→ **WHAT YOU SHOULD DO**:
Check each line of the data for "Through" and select those that have it.

------ SUPPLIED RECORDS

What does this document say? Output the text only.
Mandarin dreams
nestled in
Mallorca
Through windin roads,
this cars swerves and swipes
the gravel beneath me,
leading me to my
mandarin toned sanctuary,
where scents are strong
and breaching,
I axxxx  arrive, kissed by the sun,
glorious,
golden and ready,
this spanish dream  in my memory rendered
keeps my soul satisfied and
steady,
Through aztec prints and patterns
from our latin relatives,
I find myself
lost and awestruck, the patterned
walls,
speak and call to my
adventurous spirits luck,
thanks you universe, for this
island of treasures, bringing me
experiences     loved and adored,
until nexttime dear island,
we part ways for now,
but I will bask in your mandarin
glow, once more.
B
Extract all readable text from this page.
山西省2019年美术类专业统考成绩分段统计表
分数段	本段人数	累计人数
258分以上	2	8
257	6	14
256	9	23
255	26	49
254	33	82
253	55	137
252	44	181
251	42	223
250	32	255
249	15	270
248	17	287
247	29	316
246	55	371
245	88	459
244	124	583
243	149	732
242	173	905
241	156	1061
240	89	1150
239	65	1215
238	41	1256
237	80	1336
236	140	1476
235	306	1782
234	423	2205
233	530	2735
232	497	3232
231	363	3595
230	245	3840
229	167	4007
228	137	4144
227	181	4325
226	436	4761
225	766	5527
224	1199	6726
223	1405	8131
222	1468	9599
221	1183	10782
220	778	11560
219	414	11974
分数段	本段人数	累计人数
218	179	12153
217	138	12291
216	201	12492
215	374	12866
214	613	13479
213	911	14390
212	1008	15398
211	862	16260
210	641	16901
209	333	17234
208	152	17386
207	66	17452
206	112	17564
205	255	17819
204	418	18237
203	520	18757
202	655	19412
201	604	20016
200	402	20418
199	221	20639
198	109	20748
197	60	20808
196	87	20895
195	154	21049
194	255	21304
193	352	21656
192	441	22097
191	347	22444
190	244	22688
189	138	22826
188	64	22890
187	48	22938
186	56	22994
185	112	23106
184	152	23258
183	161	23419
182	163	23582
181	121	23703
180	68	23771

------------
------ SUPPLIED RECORDS

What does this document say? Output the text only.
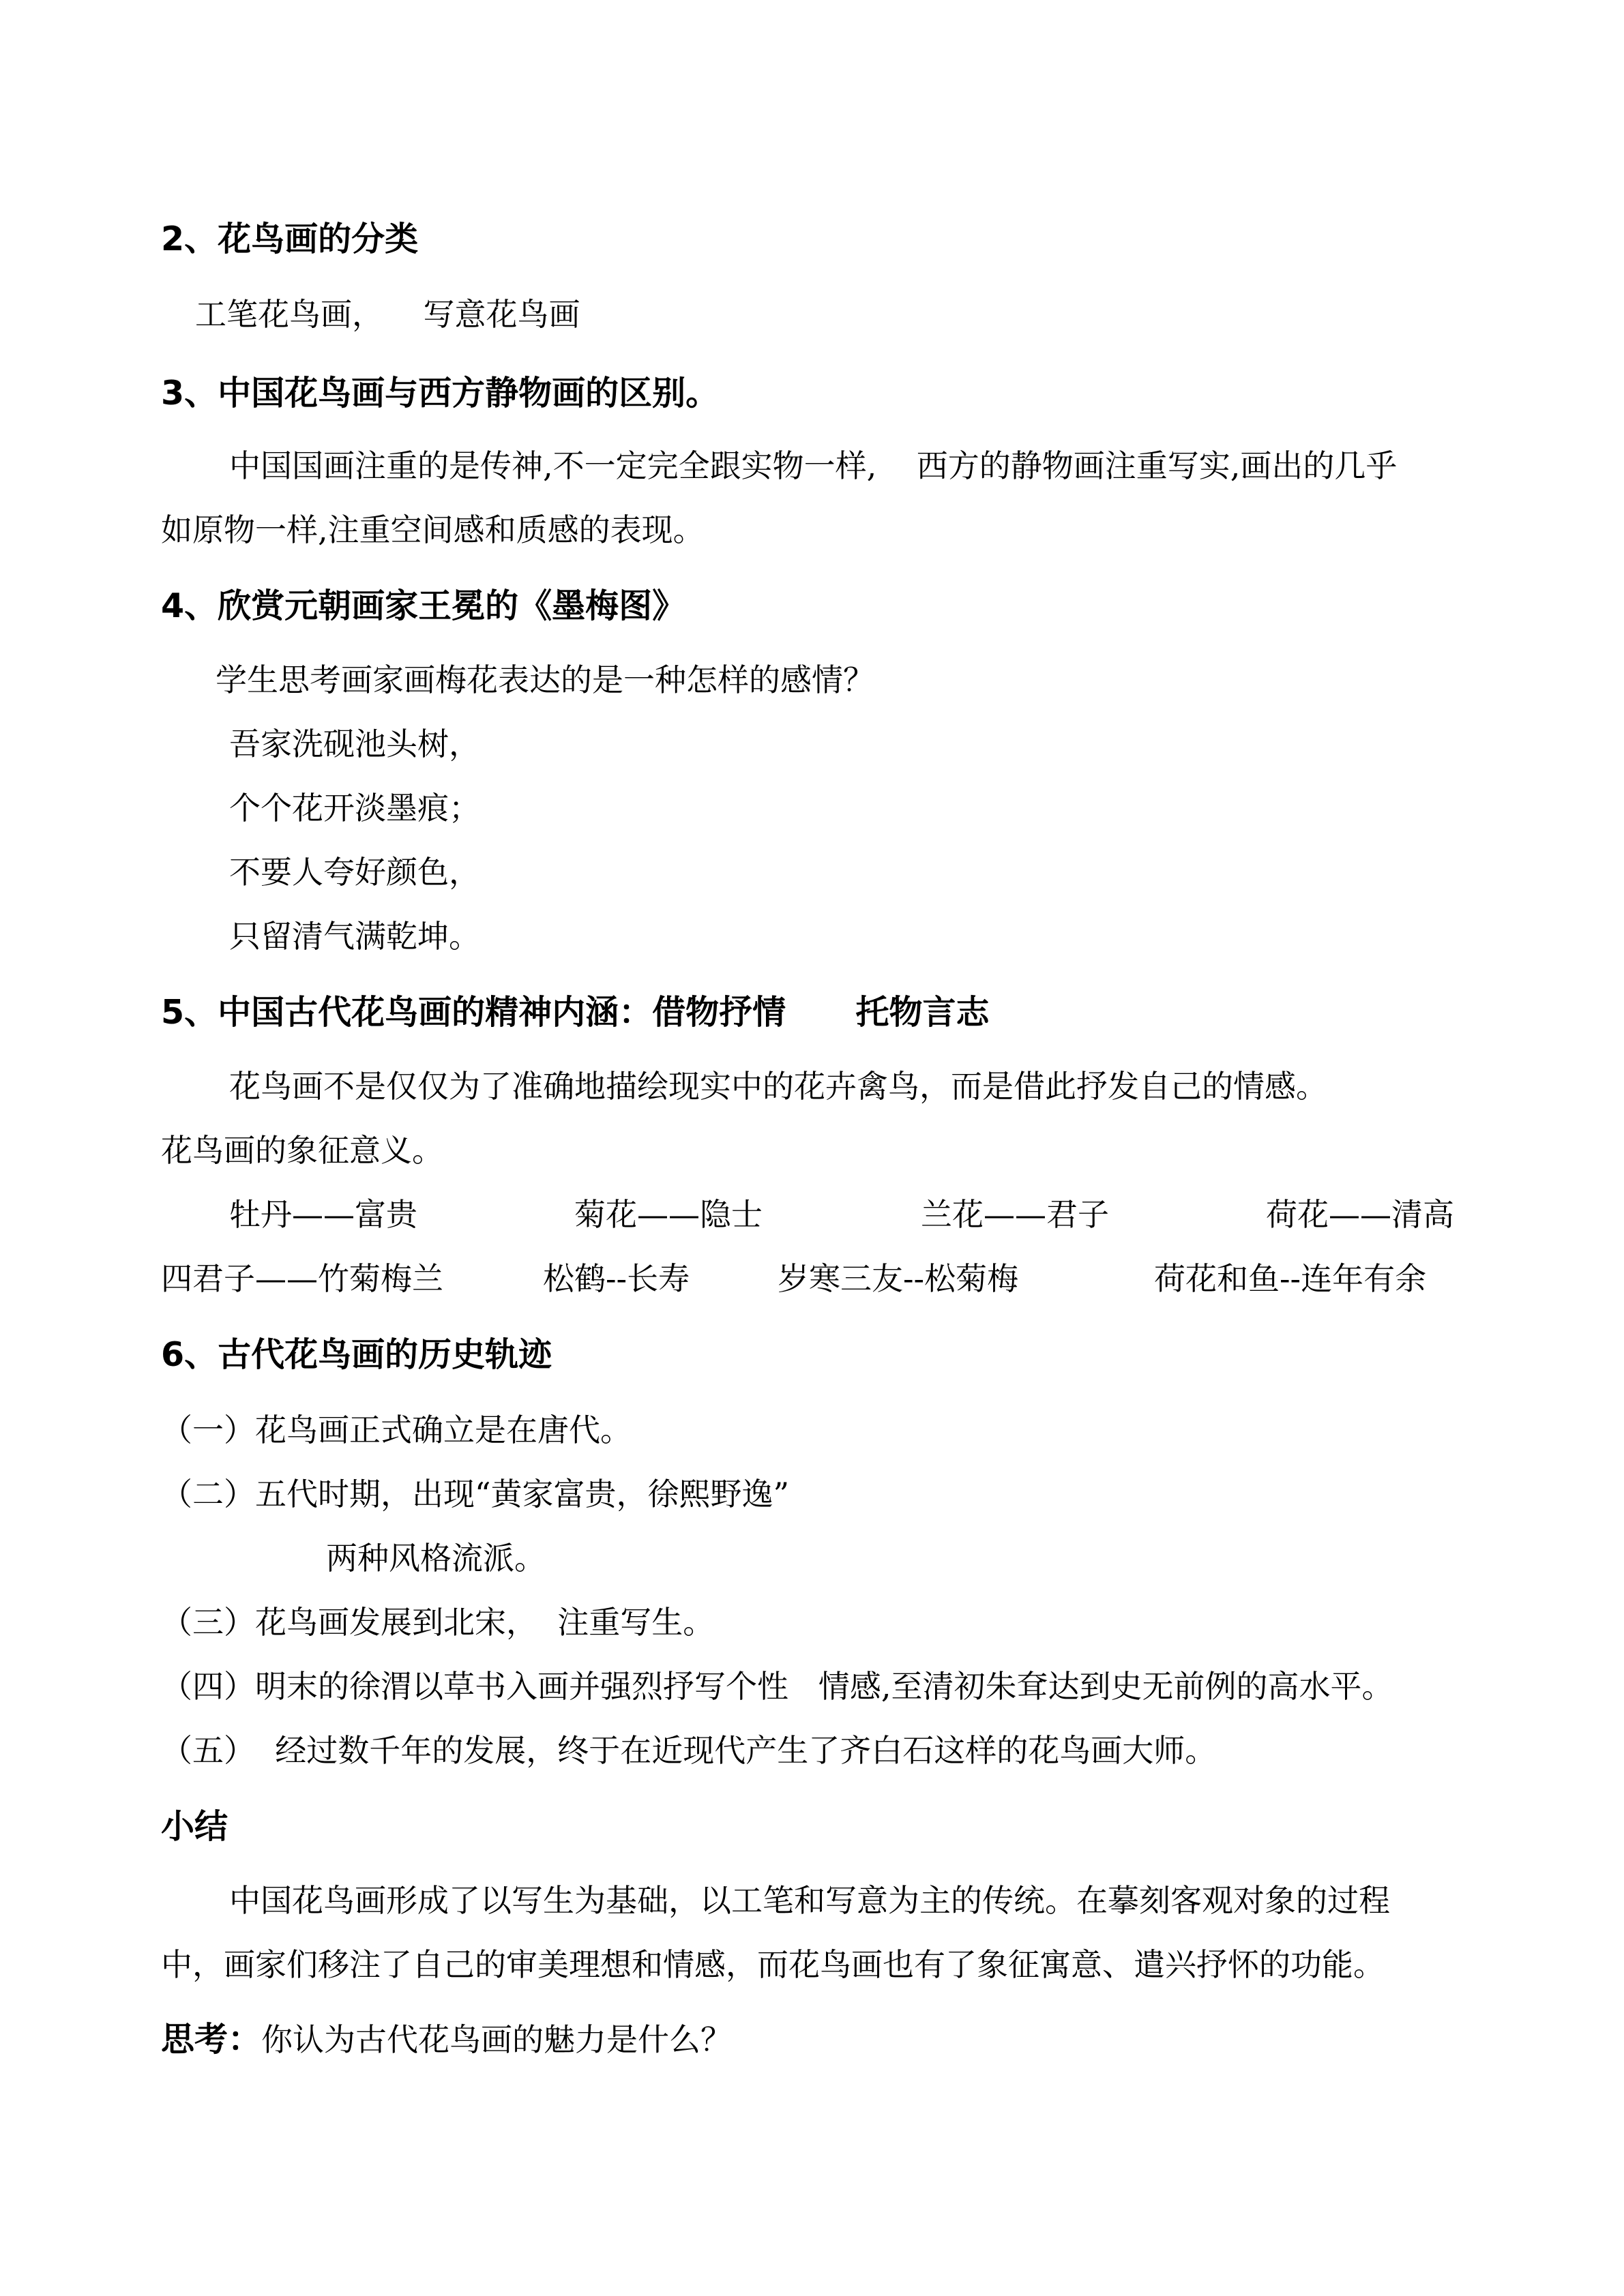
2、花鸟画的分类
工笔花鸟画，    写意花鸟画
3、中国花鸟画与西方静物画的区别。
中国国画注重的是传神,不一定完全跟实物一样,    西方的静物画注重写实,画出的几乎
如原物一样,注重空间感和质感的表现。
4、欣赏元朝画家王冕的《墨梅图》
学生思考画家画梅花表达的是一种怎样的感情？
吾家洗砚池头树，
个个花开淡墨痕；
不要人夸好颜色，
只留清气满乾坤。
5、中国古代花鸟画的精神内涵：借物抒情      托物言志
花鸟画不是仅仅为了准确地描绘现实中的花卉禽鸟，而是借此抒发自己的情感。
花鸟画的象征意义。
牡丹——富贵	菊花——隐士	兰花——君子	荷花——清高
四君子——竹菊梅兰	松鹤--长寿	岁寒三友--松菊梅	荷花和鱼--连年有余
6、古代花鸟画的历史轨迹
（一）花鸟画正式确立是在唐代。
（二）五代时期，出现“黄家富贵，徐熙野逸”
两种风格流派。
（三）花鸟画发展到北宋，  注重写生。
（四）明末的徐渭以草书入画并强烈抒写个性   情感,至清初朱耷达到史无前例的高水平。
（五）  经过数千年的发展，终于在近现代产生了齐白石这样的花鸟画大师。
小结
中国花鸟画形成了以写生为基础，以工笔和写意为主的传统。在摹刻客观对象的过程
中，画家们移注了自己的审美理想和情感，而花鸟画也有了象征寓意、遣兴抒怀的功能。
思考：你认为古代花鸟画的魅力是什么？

------------
------ SUPPLIED RECORDS

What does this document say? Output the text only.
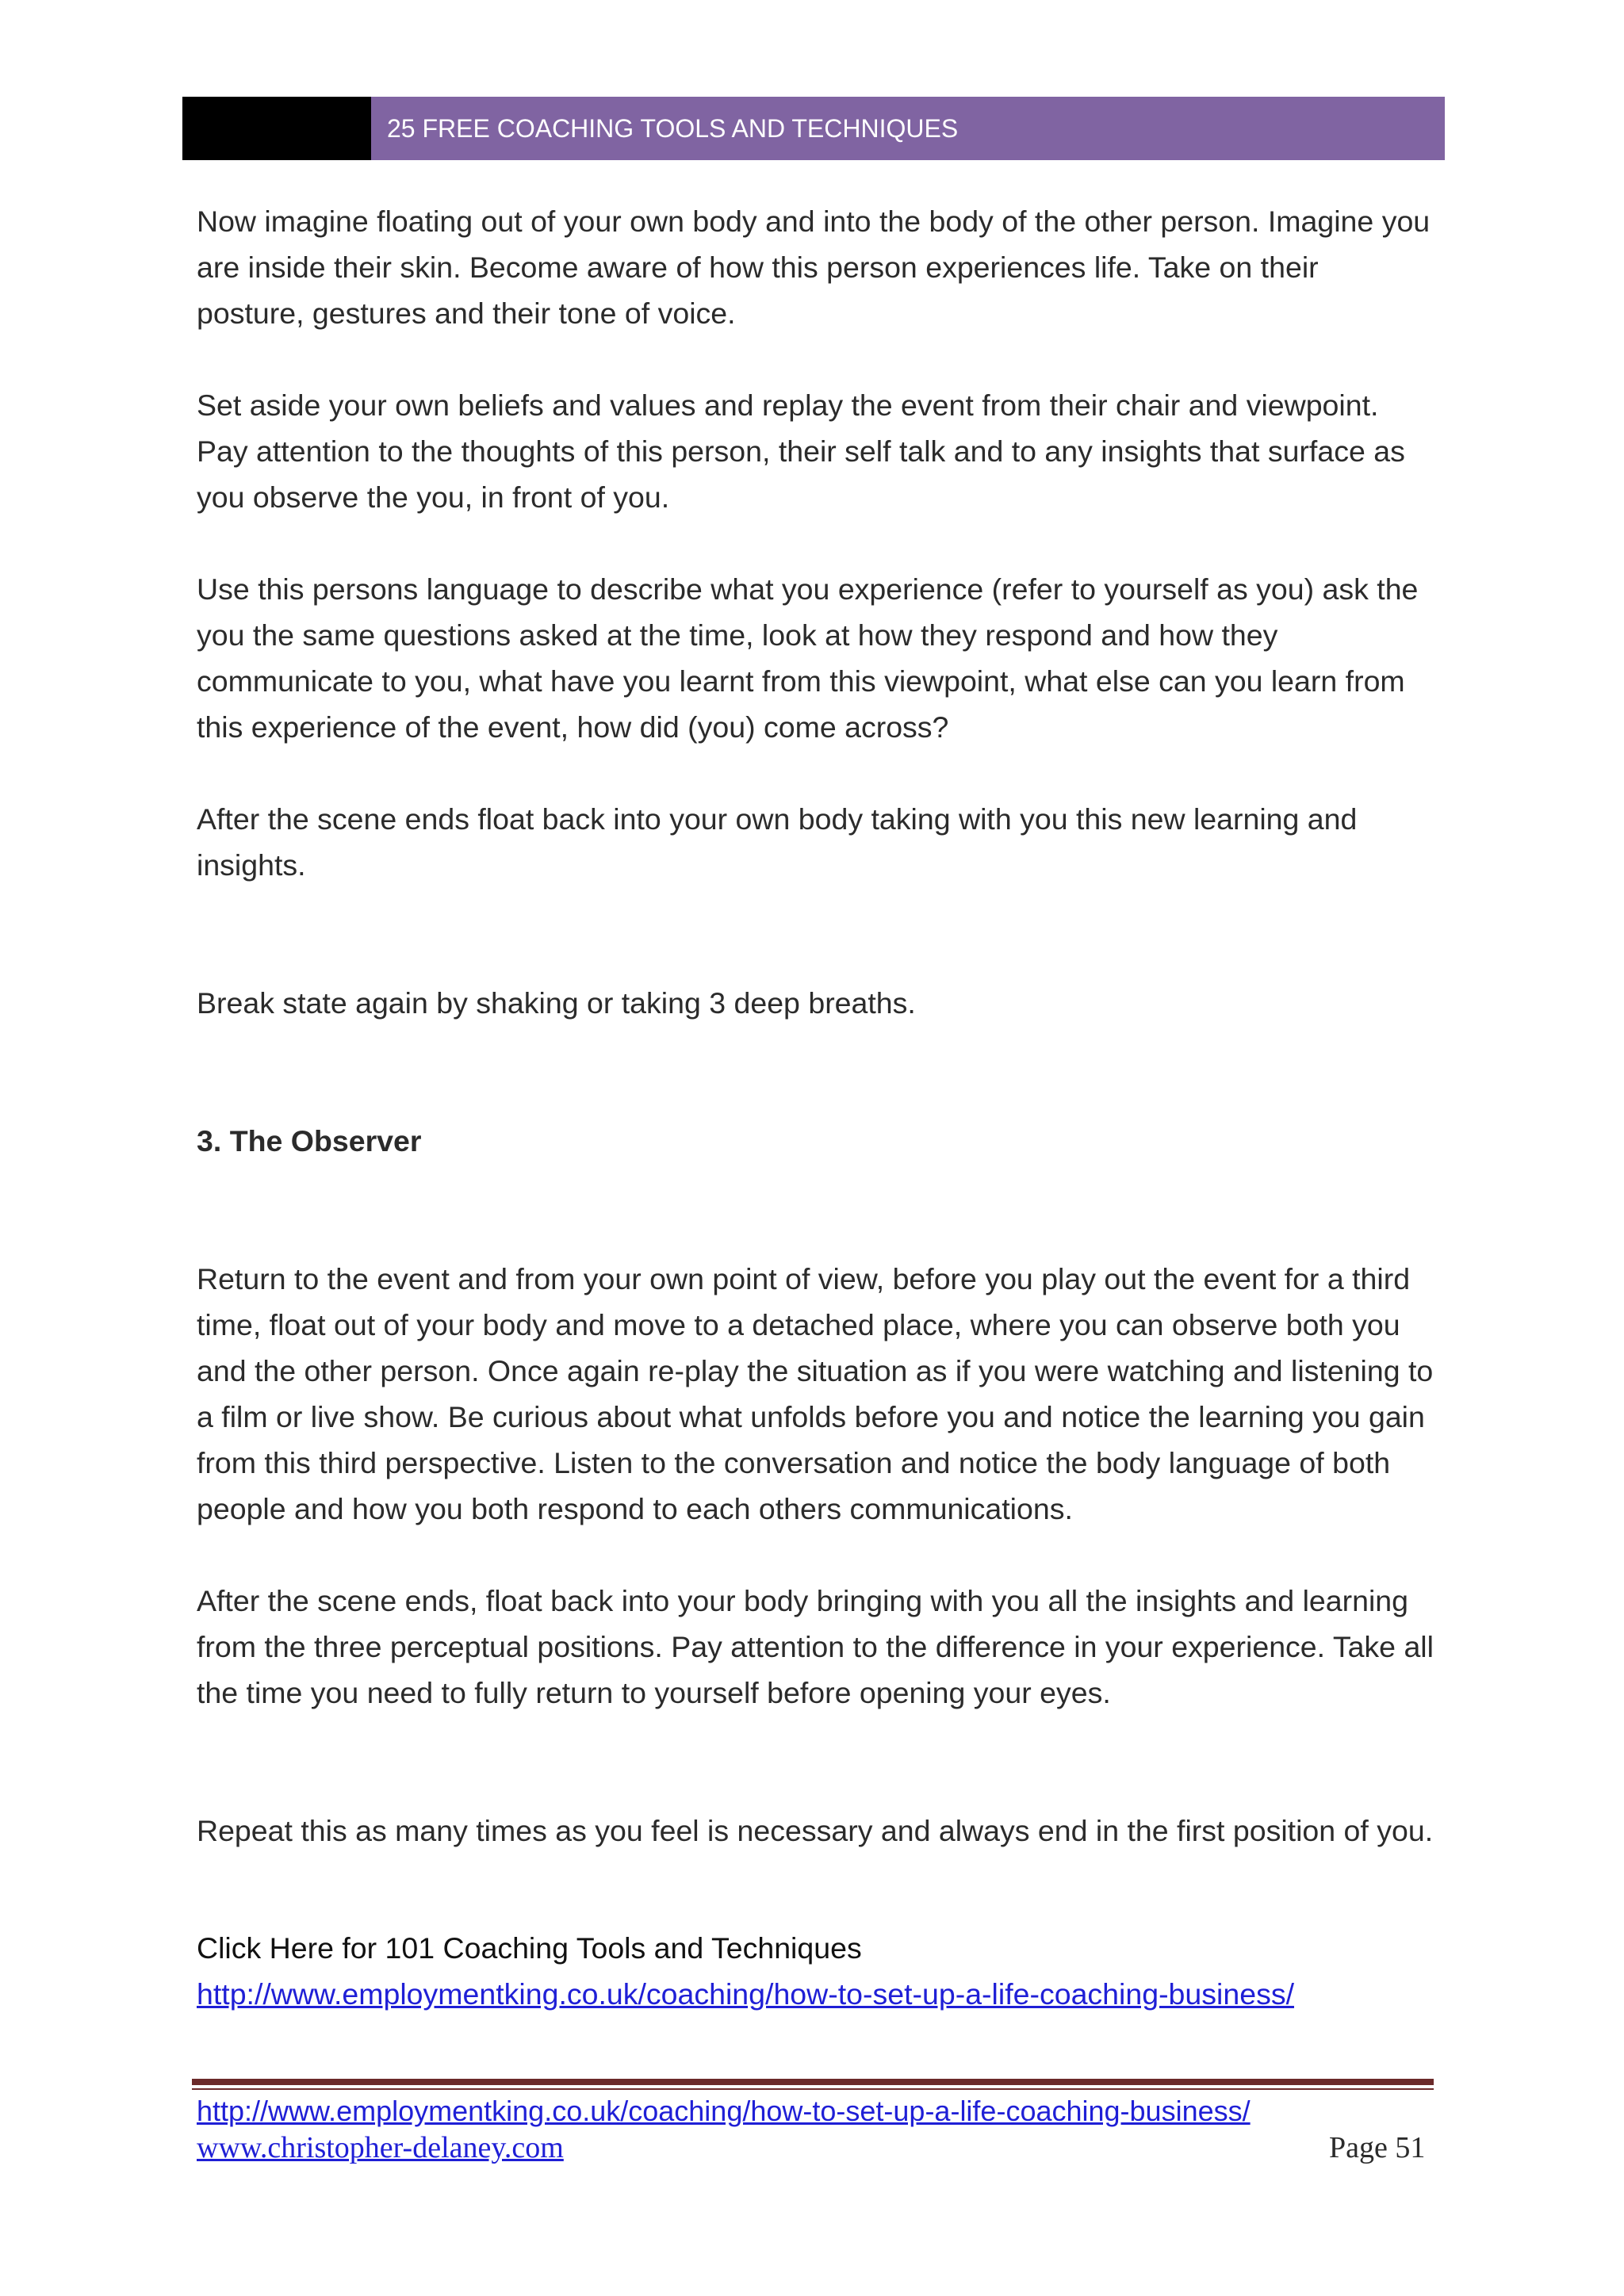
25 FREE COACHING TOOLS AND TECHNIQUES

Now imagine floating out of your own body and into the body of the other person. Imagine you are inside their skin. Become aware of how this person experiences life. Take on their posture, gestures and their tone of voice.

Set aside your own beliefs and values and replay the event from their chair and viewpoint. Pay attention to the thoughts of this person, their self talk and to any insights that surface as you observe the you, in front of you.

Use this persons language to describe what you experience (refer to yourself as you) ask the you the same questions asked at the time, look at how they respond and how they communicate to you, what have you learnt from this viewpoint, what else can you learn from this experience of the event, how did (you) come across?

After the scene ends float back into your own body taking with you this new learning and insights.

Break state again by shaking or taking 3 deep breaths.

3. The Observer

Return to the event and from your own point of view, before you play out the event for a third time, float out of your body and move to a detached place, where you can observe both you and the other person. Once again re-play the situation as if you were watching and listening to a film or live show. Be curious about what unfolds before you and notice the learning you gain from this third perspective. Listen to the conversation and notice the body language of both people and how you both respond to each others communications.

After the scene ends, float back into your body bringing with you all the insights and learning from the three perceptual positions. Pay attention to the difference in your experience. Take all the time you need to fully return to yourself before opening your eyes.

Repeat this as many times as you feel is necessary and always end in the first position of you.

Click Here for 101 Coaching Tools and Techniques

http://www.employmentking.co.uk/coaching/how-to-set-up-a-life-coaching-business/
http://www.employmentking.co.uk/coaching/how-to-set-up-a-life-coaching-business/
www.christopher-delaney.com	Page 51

------------

→ **CORRECT RESPONSE**:
Through windin roads,
Through aztec prints and patterns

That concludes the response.